(Extracted data entries)

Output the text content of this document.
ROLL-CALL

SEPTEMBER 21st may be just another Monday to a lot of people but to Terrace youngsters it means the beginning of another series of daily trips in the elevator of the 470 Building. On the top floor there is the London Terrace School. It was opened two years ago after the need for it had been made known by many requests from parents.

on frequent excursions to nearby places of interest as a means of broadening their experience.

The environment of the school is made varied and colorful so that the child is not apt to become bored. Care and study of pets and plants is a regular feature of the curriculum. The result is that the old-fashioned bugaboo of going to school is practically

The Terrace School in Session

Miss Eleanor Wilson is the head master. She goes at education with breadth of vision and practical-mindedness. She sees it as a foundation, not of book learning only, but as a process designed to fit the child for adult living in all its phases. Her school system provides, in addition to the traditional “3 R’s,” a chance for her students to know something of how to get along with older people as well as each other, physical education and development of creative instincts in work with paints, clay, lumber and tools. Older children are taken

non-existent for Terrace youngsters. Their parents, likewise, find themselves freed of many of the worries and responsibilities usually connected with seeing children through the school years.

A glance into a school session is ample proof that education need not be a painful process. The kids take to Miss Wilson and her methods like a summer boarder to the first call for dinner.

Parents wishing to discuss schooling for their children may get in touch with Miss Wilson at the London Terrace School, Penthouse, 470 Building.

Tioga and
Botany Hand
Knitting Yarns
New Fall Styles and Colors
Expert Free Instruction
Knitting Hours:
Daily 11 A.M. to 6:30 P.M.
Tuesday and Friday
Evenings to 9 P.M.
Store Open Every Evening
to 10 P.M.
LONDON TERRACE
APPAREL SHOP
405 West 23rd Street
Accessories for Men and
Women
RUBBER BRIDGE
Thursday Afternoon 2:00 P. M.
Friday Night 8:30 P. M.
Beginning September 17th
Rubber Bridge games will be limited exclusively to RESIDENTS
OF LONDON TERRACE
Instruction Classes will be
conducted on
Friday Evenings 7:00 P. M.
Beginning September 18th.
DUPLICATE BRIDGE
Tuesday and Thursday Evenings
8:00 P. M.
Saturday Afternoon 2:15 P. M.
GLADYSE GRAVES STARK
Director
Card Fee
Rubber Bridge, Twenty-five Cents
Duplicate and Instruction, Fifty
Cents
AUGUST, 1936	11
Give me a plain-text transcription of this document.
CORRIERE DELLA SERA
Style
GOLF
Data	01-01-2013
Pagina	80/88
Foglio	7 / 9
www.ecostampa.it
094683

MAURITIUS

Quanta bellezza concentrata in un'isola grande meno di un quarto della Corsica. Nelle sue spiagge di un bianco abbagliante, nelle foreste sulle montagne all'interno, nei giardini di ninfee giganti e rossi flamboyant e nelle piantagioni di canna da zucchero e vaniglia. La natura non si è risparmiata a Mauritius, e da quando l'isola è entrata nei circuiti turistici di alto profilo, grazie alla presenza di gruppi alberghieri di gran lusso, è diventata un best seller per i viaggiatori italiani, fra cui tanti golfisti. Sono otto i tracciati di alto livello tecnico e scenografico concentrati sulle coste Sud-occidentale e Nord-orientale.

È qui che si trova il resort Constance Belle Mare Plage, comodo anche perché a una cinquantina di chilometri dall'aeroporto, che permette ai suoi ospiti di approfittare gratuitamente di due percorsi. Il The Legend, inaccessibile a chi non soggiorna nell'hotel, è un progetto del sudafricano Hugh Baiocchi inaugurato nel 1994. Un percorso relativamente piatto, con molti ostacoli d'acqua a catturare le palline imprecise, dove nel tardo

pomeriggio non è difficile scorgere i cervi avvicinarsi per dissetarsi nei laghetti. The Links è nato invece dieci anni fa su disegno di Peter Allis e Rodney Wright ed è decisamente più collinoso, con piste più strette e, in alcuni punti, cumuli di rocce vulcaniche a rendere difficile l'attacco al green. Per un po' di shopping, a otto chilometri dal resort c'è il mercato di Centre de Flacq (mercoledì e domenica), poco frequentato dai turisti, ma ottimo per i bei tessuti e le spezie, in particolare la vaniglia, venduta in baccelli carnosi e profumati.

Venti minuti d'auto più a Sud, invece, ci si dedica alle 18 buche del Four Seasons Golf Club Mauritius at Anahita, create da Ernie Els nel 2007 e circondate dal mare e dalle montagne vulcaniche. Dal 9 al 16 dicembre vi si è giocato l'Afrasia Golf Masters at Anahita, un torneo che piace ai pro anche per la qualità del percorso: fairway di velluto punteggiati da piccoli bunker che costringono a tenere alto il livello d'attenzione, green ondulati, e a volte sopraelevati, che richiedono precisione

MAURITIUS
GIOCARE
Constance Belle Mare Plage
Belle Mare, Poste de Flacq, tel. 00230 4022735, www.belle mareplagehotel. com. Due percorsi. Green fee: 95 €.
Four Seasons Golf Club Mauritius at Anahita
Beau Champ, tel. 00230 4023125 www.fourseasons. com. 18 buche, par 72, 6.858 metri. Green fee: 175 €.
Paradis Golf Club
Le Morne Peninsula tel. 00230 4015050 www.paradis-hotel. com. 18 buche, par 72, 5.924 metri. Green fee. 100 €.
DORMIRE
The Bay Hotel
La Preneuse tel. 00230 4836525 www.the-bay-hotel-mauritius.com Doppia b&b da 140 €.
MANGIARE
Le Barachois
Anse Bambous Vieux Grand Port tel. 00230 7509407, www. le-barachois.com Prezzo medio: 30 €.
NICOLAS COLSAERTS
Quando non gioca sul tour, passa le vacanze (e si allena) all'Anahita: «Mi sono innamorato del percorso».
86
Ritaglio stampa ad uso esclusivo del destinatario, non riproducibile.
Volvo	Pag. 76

● **Job**:
Every record above must be duplicated exactly.

● **Task solution**:
Output the text content of this document.
ROLL-CALL

SEPTEMBER 21st may be just another Monday to a lot of people but to Terrace youngsters it means the beginning of another series of daily trips in the elevator of the 470 Building. On the top floor there is the London Terrace School. It was opened two years ago after the need for it had been made known by many requests from parents.

on frequent excursions to nearby places of interest as a means of broadening their experience.

The environment of the school is made varied and colorful so that the child is not apt to become bored. Care and study of pets and plants is a regular feature of the curriculum. The result is that the old-fashioned bugaboo of going to school is practically

The Terrace School in Session

Miss Eleanor Wilson is the head master. She goes at education with breadth of vision and practical-mindedness. She sees it as a foundation, not of book learning only, but as a process designed to fit the child for adult living in all its phases. Her school system provides, in addition to the traditional “3 R’s,” a chance for her students to know something of how to get along with older people as well as each other, physical education and development of creative instincts in work with paints, clay, lumber and tools. Older children are taken

non-existent for Terrace youngsters. Their parents, likewise, find themselves freed of many of the worries and responsibilities usually connected with seeing children through the school years.

A glance into a school session is ample proof that education need not be a painful process. The kids take to Miss Wilson and her methods like a summer boarder to the first call for dinner.

Parents wishing to discuss schooling for their children may get in touch with Miss Wilson at the London Terrace School, Penthouse, 470 Building.

Tioga and
Botany Hand
Knitting Yarns
New Fall Styles and Colors
Expert Free Instruction
Knitting Hours:
Daily 11 A.M. to 6:30 P.M.
Tuesday and Friday
Evenings to 9 P.M.
Store Open Every Evening
to 10 P.M.
LONDON TERRACE
APPAREL SHOP
405 West 23rd Street
Accessories for Men and
Women
RUBBER BRIDGE
Thursday Afternoon 2:00 P. M.
Friday Night 8:30 P. M.
Beginning September 17th
Rubber Bridge games will be limited exclusively to RESIDENTS
OF LONDON TERRACE
Instruction Classes will be
conducted on
Friday Evenings 7:00 P. M.
Beginning September 18th.
DUPLICATE BRIDGE
Tuesday and Thursday Evenings
8:00 P. M.
Saturday Afternoon 2:15 P. M.
GLADYSE GRAVES STARK
Director
Card Fee
Rubber Bridge, Twenty-five Cents
Duplicate and Instruction, Fifty
Cents
AUGUST, 1936	11
Give me a plain-text transcription of this document.
CORRIERE DELLA SERA
Style
GOLF
Data	01-01-2013
Pagina	80/88
Foglio	7 / 9
www.ecostampa.it
094683

MAURITIUS

Quanta bellezza concentrata in un'isola grande meno di un quarto della Corsica. Nelle sue spiagge di un bianco abbagliante, nelle foreste sulle montagne all'interno, nei giardini di ninfee giganti e rossi flamboyant e nelle piantagioni di canna da zucchero e vaniglia. La natura non si è risparmiata a Mauritius, e da quando l'isola è entrata nei circuiti turistici di alto profilo, grazie alla presenza di gruppi alberghieri di gran lusso, è diventata un best seller per i viaggiatori italiani, fra cui tanti golfisti. Sono otto i tracciati di alto livello tecnico e scenografico concentrati sulle coste Sud-occidentale e Nord-orientale.

È qui che si trova il resort Constance Belle Mare Plage, comodo anche perché a una cinquantina di chilometri dall'aeroporto, che permette ai suoi ospiti di approfittare gratuitamente di due percorsi. Il The Legend, inaccessibile a chi non soggiorna nell'hotel, è un progetto del sudafricano Hugh Baiocchi inaugurato nel 1994. Un percorso relativamente piatto, con molti ostacoli d'acqua a catturare le palline imprecise, dove nel tardo

pomeriggio non è difficile scorgere i cervi avvicinarsi per dissetarsi nei laghetti. The Links è nato invece dieci anni fa su disegno di Peter Allis e Rodney Wright ed è decisamente più collinoso, con piste più strette e, in alcuni punti, cumuli di rocce vulcaniche a rendere difficile l'attacco al green. Per un po' di shopping, a otto chilometri dal resort c'è il mercato di Centre de Flacq (mercoledì e domenica), poco frequentato dai turisti, ma ottimo per i bei tessuti e le spezie, in particolare la vaniglia, venduta in baccelli carnosi e profumati.

Venti minuti d'auto più a Sud, invece, ci si dedica alle 18 buche del Four Seasons Golf Club Mauritius at Anahita, create da Ernie Els nel 2007 e circondate dal mare e dalle montagne vulcaniche. Dal 9 al 16 dicembre vi si è giocato l'Afrasia Golf Masters at Anahita, un torneo che piace ai pro anche per la qualità del percorso: fairway di velluto punteggiati da piccoli bunker che costringono a tenere alto il livello d'attenzione, green ondulati, e a volte sopraelevati, che richiedono precisione

MAURITIUS
GIOCARE
Constance Belle Mare Plage
Belle Mare, Poste de Flacq, tel. 00230 4022735, www.belle mareplagehotel. com. Due percorsi. Green fee: 95 €.
Four Seasons Golf Club Mauritius at Anahita
Beau Champ, tel. 00230 4023125 www.fourseasons. com. 18 buche, par 72, 6.858 metri. Green fee: 175 €.
Paradis Golf Club
Le Morne Peninsula tel. 00230 4015050 www.paradis-hotel. com. 18 buche, par 72, 5.924 metri. Green fee. 100 €.
DORMIRE
The Bay Hotel
La Preneuse tel. 00230 4836525 www.the-bay-hotel-mauritius.com Doppia b&b da 140 €.
MANGIARE
Le Barachois
Anse Bambous Vieux Grand Port tel. 00230 7509407, www. le-barachois.com Prezzo medio: 30 €.
NICOLAS COLSAERTS
Quando non gioca sul tour, passa le vacanze (e si allena) all'Anahita: «Mi sono innamorato del percorso».
86
Ritaglio stampa ad uso esclusivo del destinatario, non riproducibile.
Volvo	Pag. 76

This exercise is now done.